**Exercise instructions**
Each line that holds the word "Служба" is to be identified and copied.
-- start of Supplied material --
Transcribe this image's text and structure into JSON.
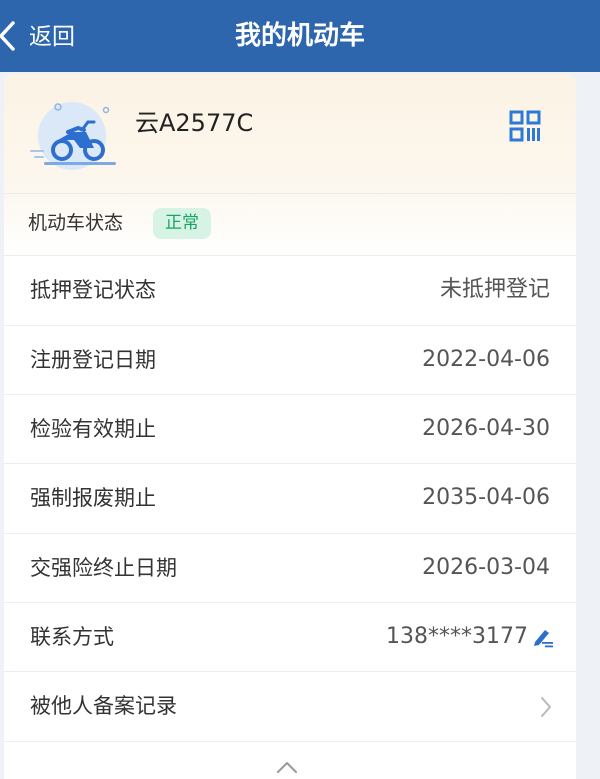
{
  "header": {
    "back_label": "返回",
    "title": "我的机动车"
  },
  "vehicle": {
    "plate": "云A2577C",
    "icon": "motorcycle-icon",
    "qr_icon": "qr-code-icon"
  },
  "status": {
    "label": "机动车状态",
    "value": "正常"
  },
  "rows": [
    {
      "label": "抵押登记状态",
      "value": "未抵押登记"
    },
    {
      "label": "注册登记日期",
      "value": "2022-04-06"
    },
    {
      "label": "检验有效期止",
      "value": "2026-04-30"
    },
    {
      "label": "强制报废期止",
      "value": "2035-04-06"
    },
    {
      "label": "交强险终止日期",
      "value": "2026-03-04"
    },
    {
      "label": "联系方式",
      "value": "138****3177",
      "icon": "edit-icon"
    },
    {
      "label": "被他人备案记录",
      "icon": "chevron-right-icon"
    }
  ],
  "colors": {
    "header_bg": "#2e66ad",
    "accent_blue": "#2d79d8",
    "badge_bg": "#d7f3e5",
    "badge_text": "#18a463"
  }
}
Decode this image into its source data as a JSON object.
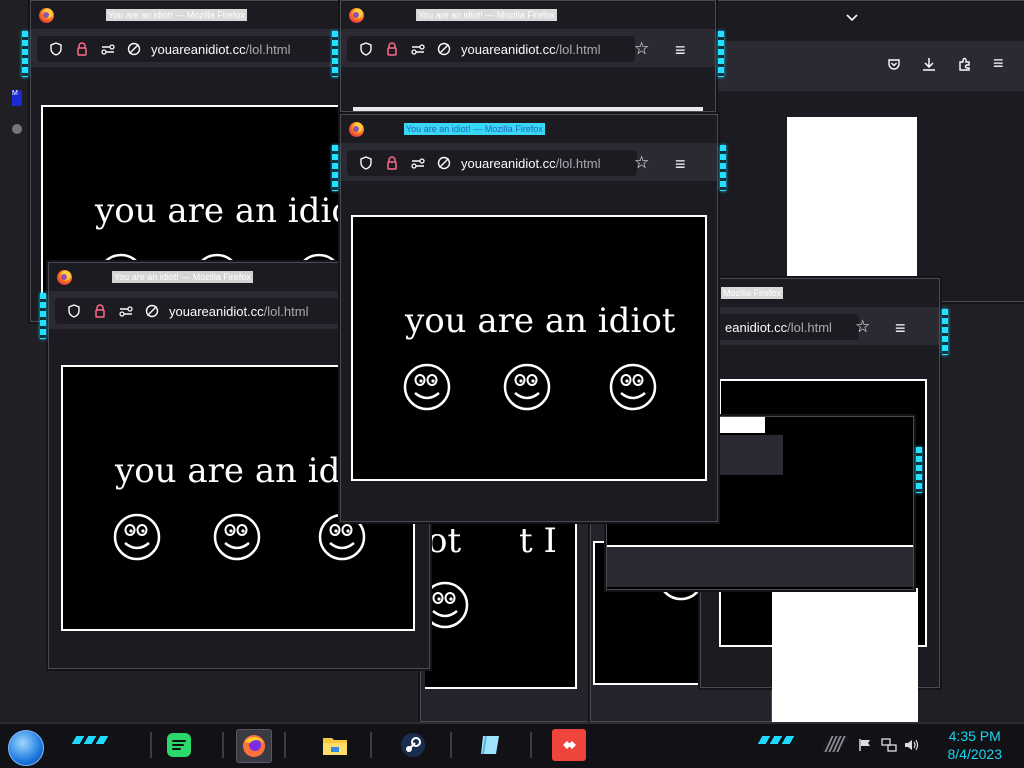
{
  "window": {
    "title": "You are an idiot! — Mozilla Firefox",
    "url_host": "youareanidiot.cc",
    "url_path": "/lol.html",
    "url_host_partial": "eanidiot.cc",
    "page_text": "you are an idiot",
    "page_text_cut1": "you are an idio",
    "page_text_cut2": "you are an idi",
    "page_text_cut3": "ot",
    "page_text_cut4": "t I"
  },
  "back_browser": {
    "title_partial": "Mozilla Firefox"
  },
  "taskbar": {
    "clock_time": "4:35 PM",
    "clock_date": "8/4/2023",
    "apps": [
      {
        "name": "spotify",
        "label": "Spotify"
      },
      {
        "name": "firefox",
        "label": "Firefox"
      },
      {
        "name": "file-explorer",
        "label": "File Explorer"
      },
      {
        "name": "steam",
        "label": "Steam"
      },
      {
        "name": "notebook",
        "label": "Notebook"
      },
      {
        "name": "anydesk",
        "label": "AnyDesk"
      }
    ]
  },
  "colors": {
    "accent_cyan": "#1fd9ff",
    "firefox_bg": "#2b2a33",
    "urlbar_bg": "#1c1b22",
    "page_bg": "#000000"
  }
}
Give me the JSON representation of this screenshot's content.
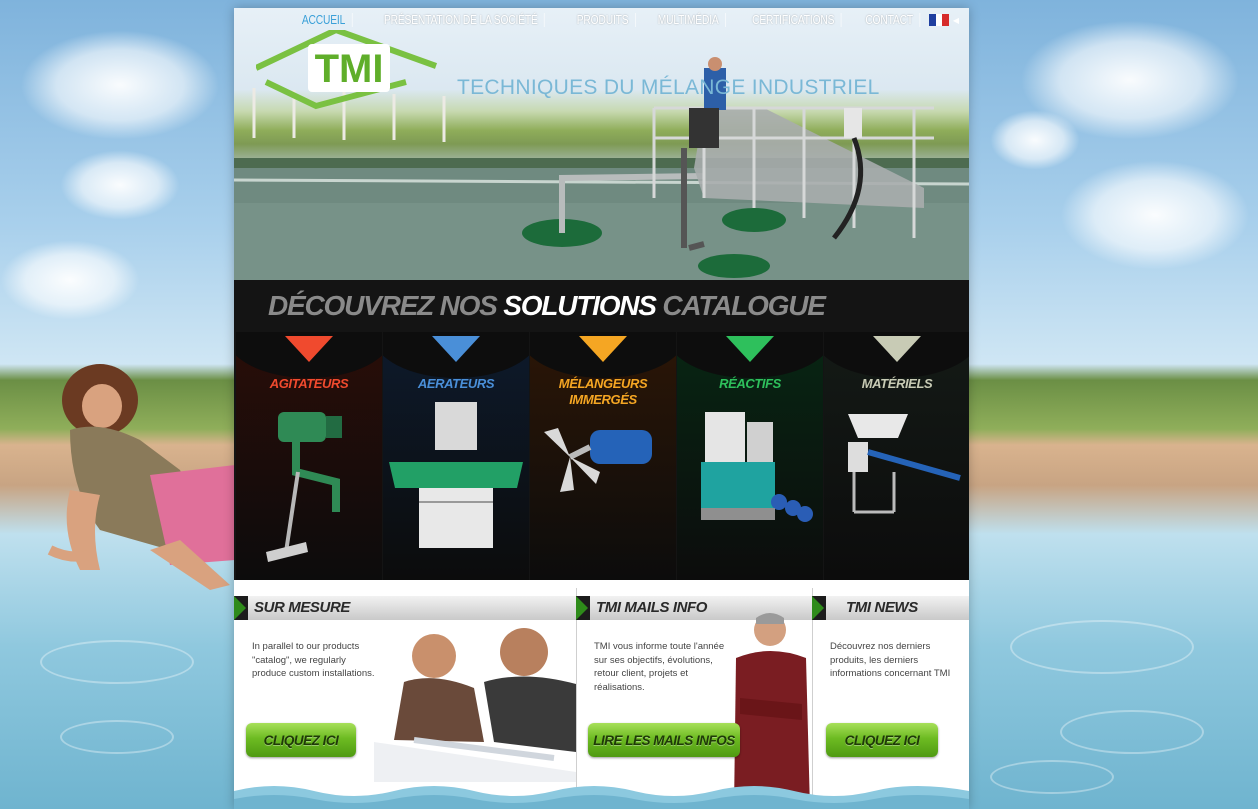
{
  "nav": {
    "items": [
      "ACCUEIL",
      "PRÉSENTATION DE LA SOCIÉTÉ",
      "PRODUITS",
      "MULTIMÉDIA",
      "CERTIFICATIONS",
      "CONTACT"
    ],
    "active_color": "#3aa0d8",
    "flag": [
      "#1f3fa0",
      "#ffffff",
      "#d62b2b"
    ]
  },
  "brand": {
    "logo_text": "TMI",
    "tagline": "TECHNIQUES DU MÉLANGE INDUSTRIEL",
    "accent": "#7ac142"
  },
  "solutions": {
    "title_pre": "DÉCOUVREZ NOS ",
    "title_bold": "SOLUTIONS",
    "title_post": " CATALOGUE",
    "categories": [
      {
        "label": "AGITATEURS",
        "color": "#f04a2e",
        "bg": "#2a0d08",
        "icon": "agitator-product"
      },
      {
        "label": "AERATEURS",
        "color": "#4a8fd8",
        "bg": "#0d1a2c",
        "icon": "aerator-product"
      },
      {
        "label": "MÉLANGEURS IMMERGÉS",
        "color": "#f5a623",
        "bg": "#2c1606",
        "icon": "submerged-mixer-product"
      },
      {
        "label": "RÉACTIFS",
        "color": "#2ec05c",
        "bg": "#072613",
        "icon": "reagent-unit-product"
      },
      {
        "label": "MATÉRIELS",
        "color": "#c8cbb5",
        "bg": "#141a16",
        "icon": "equipment-product"
      }
    ]
  },
  "panels": [
    {
      "title": "SUR MESURE",
      "text": "In parallel to our products \"catalog\", we regularly produce custom installations.",
      "button": "CLIQUEZ ICI"
    },
    {
      "title": "TMI MAILS INFO",
      "text": "TMI vous informe toute l'année sur ses objectifs, évolutions, retour client, projets et réalisations.",
      "button": "LIRE LES MAILS INFOS"
    },
    {
      "title": "TMI NEWS",
      "text": "Découvrez nos derniers produits, les derniers informations concernant TMI",
      "button": "CLIQUEZ ICI"
    }
  ]
}
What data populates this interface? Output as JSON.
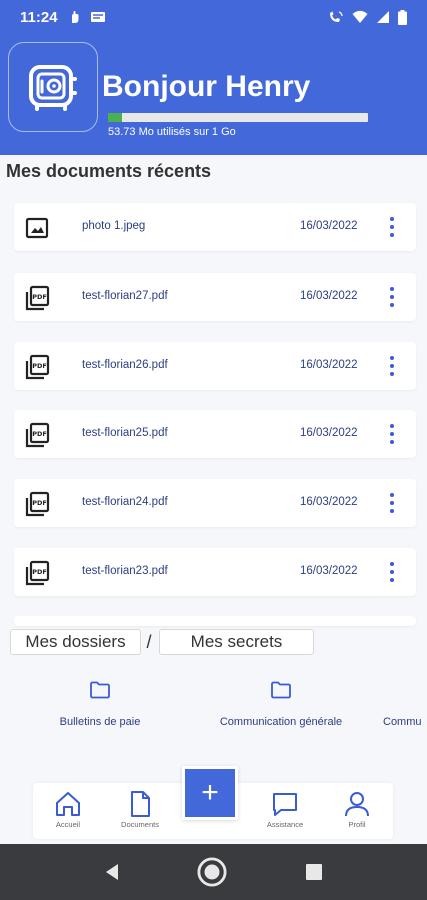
{
  "status_bar": {
    "time": "11:24",
    "icons": [
      "hand-gesture-icon",
      "message-icon",
      "wifi-calling-icon",
      "wifi-icon",
      "signal-icon",
      "battery-icon"
    ]
  },
  "header": {
    "greeting": "Bonjour Henry",
    "storage_text": "53.73 Mo utilisés sur 1 Go",
    "storage_used_fraction": 0.0526,
    "brand_color": "#4368d9"
  },
  "recent": {
    "title": "Mes documents récents",
    "documents": [
      {
        "name": "photo 1.jpeg",
        "date": "16/03/2022",
        "icon": "image-icon"
      },
      {
        "name": "test-florian27.pdf",
        "date": "16/03/2022",
        "icon": "pdf-icon"
      },
      {
        "name": "test-florian26.pdf",
        "date": "16/03/2022",
        "icon": "pdf-icon"
      },
      {
        "name": "test-florian25.pdf",
        "date": "16/03/2022",
        "icon": "pdf-icon"
      },
      {
        "name": "test-florian24.pdf",
        "date": "16/03/2022",
        "icon": "pdf-icon"
      },
      {
        "name": "test-florian23.pdf",
        "date": "16/03/2022",
        "icon": "pdf-icon"
      }
    ]
  },
  "tabs": {
    "folders": "Mes dossiers",
    "separator": "/",
    "secrets": "Mes secrets"
  },
  "folders": [
    {
      "label": "Bulletins de paie"
    },
    {
      "label": "Communication générale"
    },
    {
      "label": "Commu"
    }
  ],
  "bottom_nav": {
    "home": "Accueil",
    "documents": "Documents",
    "add": "+",
    "assistance": "Assistance",
    "profile": "Profil"
  }
}
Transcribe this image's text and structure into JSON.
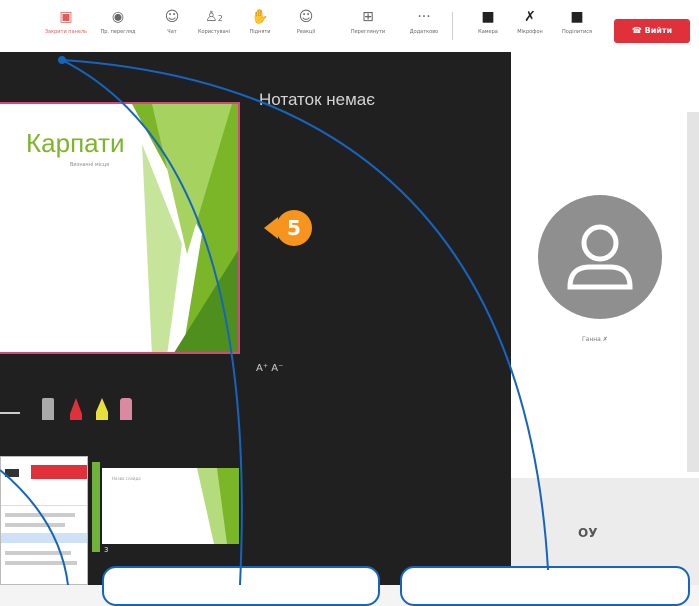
{
  "toolbar": {
    "items": [
      {
        "label": "Закрити панель",
        "icon": "present-icon"
      },
      {
        "label": "Пр. перегляд",
        "icon": "eye-icon"
      },
      {
        "label": "Чат",
        "icon": "chat-icon"
      },
      {
        "label": "Користувачі",
        "icon": "users-icon"
      },
      {
        "label": "Підняти",
        "icon": "hand-icon"
      },
      {
        "label": "Реакції",
        "icon": "smile-icon"
      },
      {
        "label": "Переглянути",
        "icon": "grid-icon"
      },
      {
        "label": "Додатково",
        "icon": "more-icon"
      },
      {
        "label": "Камера",
        "icon": "camera-icon"
      },
      {
        "label": "Мікрофон",
        "icon": "mic-icon"
      },
      {
        "label": "Поділитися",
        "icon": "share-icon"
      }
    ],
    "users_count": "2",
    "leave_label": "Вийти"
  },
  "slide": {
    "title": "Карпати",
    "subtitle": "Визначні місця"
  },
  "notes": {
    "empty_text": "Нотаток немає",
    "font_size_controls": "A⁺  A⁻"
  },
  "marker_number": "5",
  "thumbnail": {
    "number": "3",
    "title": "Назва слайда"
  },
  "participant": {
    "name": "Ганна"
  },
  "bottom_panel": {
    "initials": "ОУ"
  },
  "colors": {
    "accent_red": "#e0303a",
    "marker_orange": "#f7941d",
    "callout_blue": "#1565c0",
    "slide_green": "#7bb528",
    "dark_bg": "#202020"
  }
}
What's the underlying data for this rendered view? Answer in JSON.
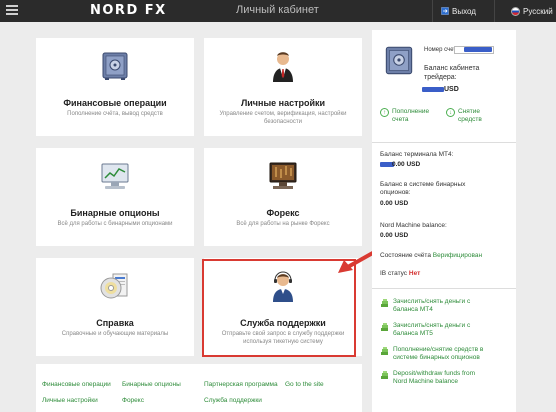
{
  "header": {
    "logo_left": "NORD",
    "logo_right": "FX",
    "title": "Личный кабинет",
    "logout_label": "Выход",
    "lang_label": "Русский"
  },
  "tiles": [
    {
      "title": "Финансовые операции",
      "desc": "Пополнение счёта, вывод средств",
      "icon": "safe-icon"
    },
    {
      "title": "Личные настройки",
      "desc": "Управление счетом, верификация, настройки безопасности",
      "icon": "user-icon"
    },
    {
      "title": "Бинарные опционы",
      "desc": "Всё для работы с бинарными опционами",
      "icon": "computer-chart-icon"
    },
    {
      "title": "Форекс",
      "desc": "Всё для работы на рынке Форекс",
      "icon": "trading-monitor-icon"
    },
    {
      "title": "Справка",
      "desc": "Справочные и обучающие материалы",
      "icon": "cd-book-icon"
    },
    {
      "title": "Служба поддержки",
      "desc": "Отправьте свой запрос в службу поддержки используя тикетную систему",
      "icon": "support-agent-icon"
    }
  ],
  "footer_links": {
    "col1": [
      "Финансовые операции",
      "Личные настройки"
    ],
    "col2": [
      "Бинарные опционы",
      "Форекс"
    ],
    "col3": [
      "Партнерская программа",
      "Служба поддержки"
    ],
    "site": "Go to the site"
  },
  "panel": {
    "account_label": "Номер счета:",
    "balance_label_1": "Баланс кабинета",
    "balance_label_2": "трейдера:",
    "balance_currency": "USD",
    "deposit_1": "Пополнение",
    "deposit_2": "счета",
    "withdraw_1": "Снятие",
    "withdraw_2": "средств",
    "mt4_label": "Баланс терминала MT4:",
    "mt4_value": "0.00 USD",
    "binary_label_1": "Баланс в системе бинарных",
    "binary_label_2": "опционов:",
    "binary_value": "0.00 USD",
    "nm_label": "Nord Machine balance:",
    "nm_value": "0.00 USD",
    "status_label": "Состояние счёта",
    "status_value": "Верифицирован",
    "ib_label": "IB статус",
    "ib_value": "Нет",
    "links": [
      [
        "Зачислить/снять деньги с",
        "баланса MT4"
      ],
      [
        "Зачислить/снять деньги с",
        "баланса MT5"
      ],
      [
        "Пополнение/снятие средств в",
        "системе бинарных опционов"
      ],
      [
        "Deposit/withdraw funds from",
        "Nord Machine balance"
      ]
    ]
  },
  "colors": {
    "highlight": "#d93a32",
    "link_green": "#2e8c3a",
    "header_bg": "#2b2b2b",
    "masked_blue": "#3a5ec8"
  }
}
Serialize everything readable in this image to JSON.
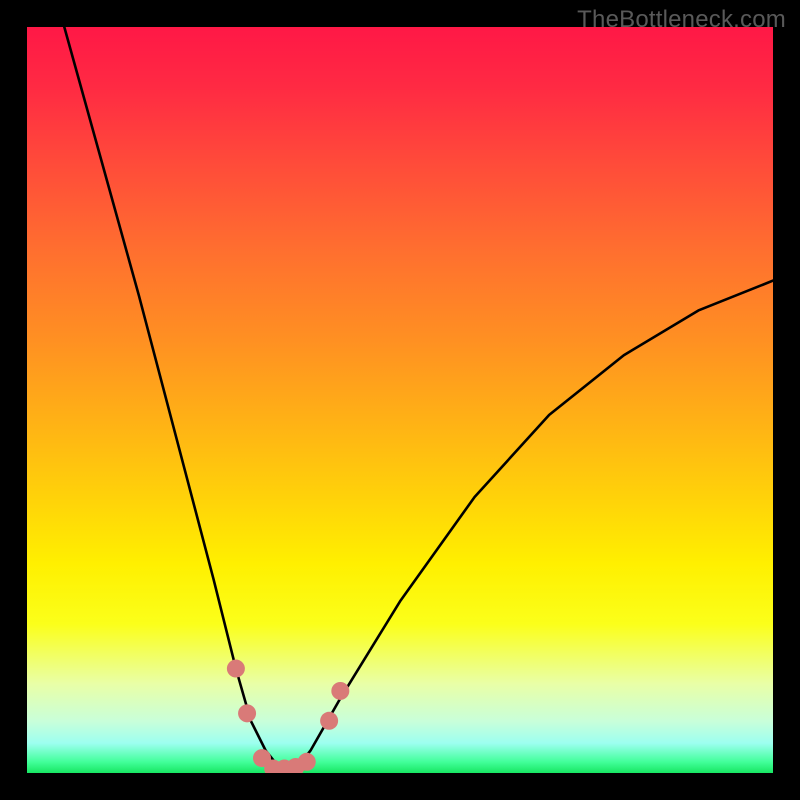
{
  "watermark": "TheBottleneck.com",
  "chart_data": {
    "type": "line",
    "title": "",
    "xlabel": "",
    "ylabel": "",
    "xlim": [
      0,
      100
    ],
    "ylim": [
      0,
      100
    ],
    "grid": false,
    "legend": false,
    "series": [
      {
        "name": "bottleneck-curve",
        "x": [
          5,
          10,
          15,
          20,
          25,
          28,
          30,
          32,
          34,
          36,
          38,
          42,
          50,
          60,
          70,
          80,
          90,
          100
        ],
        "values": [
          100,
          82,
          64,
          45,
          26,
          14,
          7,
          3,
          0.5,
          0.5,
          3,
          10,
          23,
          37,
          48,
          56,
          62,
          66
        ]
      }
    ],
    "markers": [
      {
        "name": "left-upper",
        "x": 28.0,
        "y": 14.0
      },
      {
        "name": "left-lower",
        "x": 29.5,
        "y": 8.0
      },
      {
        "name": "valley-1",
        "x": 31.5,
        "y": 2.0
      },
      {
        "name": "valley-2",
        "x": 33.0,
        "y": 0.6
      },
      {
        "name": "valley-3",
        "x": 34.5,
        "y": 0.6
      },
      {
        "name": "valley-4",
        "x": 36.0,
        "y": 0.8
      },
      {
        "name": "valley-5",
        "x": 37.5,
        "y": 1.5
      },
      {
        "name": "right-lower",
        "x": 40.5,
        "y": 7.0
      },
      {
        "name": "right-upper",
        "x": 42.0,
        "y": 11.0
      }
    ],
    "colors": {
      "curve": "#000000",
      "marker_fill": "#d97a78",
      "marker_stroke": "#a84d4c",
      "gradient_top": "#ff1846",
      "gradient_bottom": "#17e763"
    }
  }
}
-- end of Supplied material --
**Response to this exercise**
      "title": "Служба поддержки",
      "Служба поддержки"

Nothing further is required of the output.